-- START OF Recorded data --
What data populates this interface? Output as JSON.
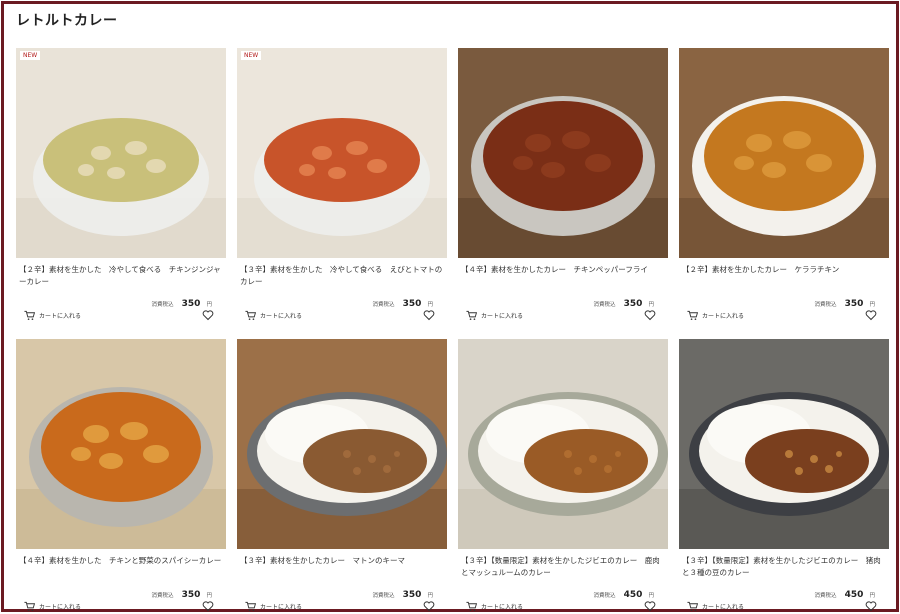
{
  "page": {
    "title": "レトルトカレー"
  },
  "colors": {
    "frame": "#6b1a22",
    "badge_text": "#b31b1b"
  },
  "products": [
    {
      "badge": "NEW",
      "name": "【２辛】素材を生かした　冷やして食べる　チキンジンジャーカレー",
      "tax_label": "消費税込",
      "price": "350",
      "currency": "円",
      "cart_label": "カートに入れる",
      "cart_icon": "cart-icon",
      "fav_icon": "heart-icon",
      "dish": "green",
      "row": 1
    },
    {
      "badge": "NEW",
      "name": "【３辛】素材を生かした　冷やして食べる　えびとトマトのカレー",
      "tax_label": "消費税込",
      "price": "350",
      "currency": "円",
      "cart_label": "カートに入れる",
      "cart_icon": "cart-icon",
      "fav_icon": "heart-icon",
      "dish": "shrimp",
      "row": 1
    },
    {
      "badge": "",
      "name": "【４辛】素材を生かしたカレー　チキンペッパーフライ",
      "tax_label": "消費税込",
      "price": "350",
      "currency": "円",
      "cart_label": "カートに入れる",
      "cart_icon": "cart-icon",
      "fav_icon": "heart-icon",
      "dish": "pepper",
      "row": 1
    },
    {
      "badge": "",
      "name": "【２辛】素材を生かしたカレー　ケララチキン",
      "tax_label": "消費税込",
      "price": "350",
      "currency": "円",
      "cart_label": "カートに入れる",
      "cart_icon": "cart-icon",
      "fav_icon": "heart-icon",
      "dish": "kerala",
      "row": 1
    },
    {
      "badge": "",
      "name": "【４辛】素材を生かした　チキンと野菜のスパイシーカレー",
      "tax_label": "消費税込",
      "price": "350",
      "currency": "円",
      "cart_label": "カートに入れる",
      "cart_icon": "cart-icon",
      "fav_icon": "heart-icon",
      "dish": "veg",
      "row": 2
    },
    {
      "badge": "",
      "name": "【３辛】素材を生かしたカレー　マトンのキーマ",
      "tax_label": "消費税込",
      "price": "350",
      "currency": "円",
      "cart_label": "カートに入れる",
      "cart_icon": "cart-icon",
      "fav_icon": "heart-icon",
      "dish": "keema",
      "row": 2
    },
    {
      "badge": "",
      "name": "【３辛】【数量限定】素材を生かしたジビエのカレー　鹿肉とマッシュルームのカレー",
      "tax_label": "消費税込",
      "price": "450",
      "currency": "円",
      "cart_label": "カートに入れる",
      "cart_icon": "cart-icon",
      "fav_icon": "heart-icon",
      "dish": "venison",
      "row": 2
    },
    {
      "badge": "",
      "name": "【３辛】【数量限定】素材を生かしたジビエのカレー　猪肉と３種の豆のカレー",
      "tax_label": "消費税込",
      "price": "450",
      "currency": "円",
      "cart_label": "カートに入れる",
      "cart_icon": "cart-icon",
      "fav_icon": "heart-icon",
      "dish": "boar",
      "row": 2
    }
  ]
}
-- END OF Recorded data --
**Problem details**: Reproduce the full material exactly, excluding the pictures.

**Solved problem**:
What data populates this interface? Output as JSON.
{
  "page": {
    "title": "レトルトカレー"
  },
  "colors": {
    "frame": "#6b1a22",
    "badge_text": "#b31b1b"
  },
  "products": [
    {
      "badge": "NEW",
      "name": "【２辛】素材を生かした　冷やして食べる　チキンジンジャーカレー",
      "tax_label": "消費税込",
      "price": "350",
      "currency": "円",
      "cart_label": "カートに入れる",
      "cart_icon": "cart-icon",
      "fav_icon": "heart-icon",
      "dish": "green",
      "row": 1
    },
    {
      "badge": "NEW",
      "name": "【３辛】素材を生かした　冷やして食べる　えびとトマトのカレー",
      "tax_label": "消費税込",
      "price": "350",
      "currency": "円",
      "cart_label": "カートに入れる",
      "cart_icon": "cart-icon",
      "fav_icon": "heart-icon",
      "dish": "shrimp",
      "row": 1
    },
    {
      "badge": "",
      "name": "【４辛】素材を生かしたカレー　チキンペッパーフライ",
      "tax_label": "消費税込",
      "price": "350",
      "currency": "円",
      "cart_label": "カートに入れる",
      "cart_icon": "cart-icon",
      "fav_icon": "heart-icon",
      "dish": "pepper",
      "row": 1
    },
    {
      "badge": "",
      "name": "【２辛】素材を生かしたカレー　ケララチキン",
      "tax_label": "消費税込",
      "price": "350",
      "currency": "円",
      "cart_label": "カートに入れる",
      "cart_icon": "cart-icon",
      "fav_icon": "heart-icon",
      "dish": "kerala",
      "row": 1
    },
    {
      "badge": "",
      "name": "【４辛】素材を生かした　チキンと野菜のスパイシーカレー",
      "tax_label": "消費税込",
      "price": "350",
      "currency": "円",
      "cart_label": "カートに入れる",
      "cart_icon": "cart-icon",
      "fav_icon": "heart-icon",
      "dish": "veg",
      "row": 2
    },
    {
      "badge": "",
      "name": "【３辛】素材を生かしたカレー　マトンのキーマ",
      "tax_label": "消費税込",
      "price": "350",
      "currency": "円",
      "cart_label": "カートに入れる",
      "cart_icon": "cart-icon",
      "fav_icon": "heart-icon",
      "dish": "keema",
      "row": 2
    },
    {
      "badge": "",
      "name": "【３辛】【数量限定】素材を生かしたジビエのカレー　鹿肉とマッシュルームのカレー",
      "tax_label": "消費税込",
      "price": "450",
      "currency": "円",
      "cart_label": "カートに入れる",
      "cart_icon": "cart-icon",
      "fav_icon": "heart-icon",
      "dish": "venison",
      "row": 2
    },
    {
      "badge": "",
      "name": "【３辛】【数量限定】素材を生かしたジビエのカレー　猪肉と３種の豆のカレー",
      "tax_label": "消費税込",
      "price": "450",
      "currency": "円",
      "cart_label": "カートに入れる",
      "cart_icon": "cart-icon",
      "fav_icon": "heart-icon",
      "dish": "boar",
      "row": 2
    }
  ]
}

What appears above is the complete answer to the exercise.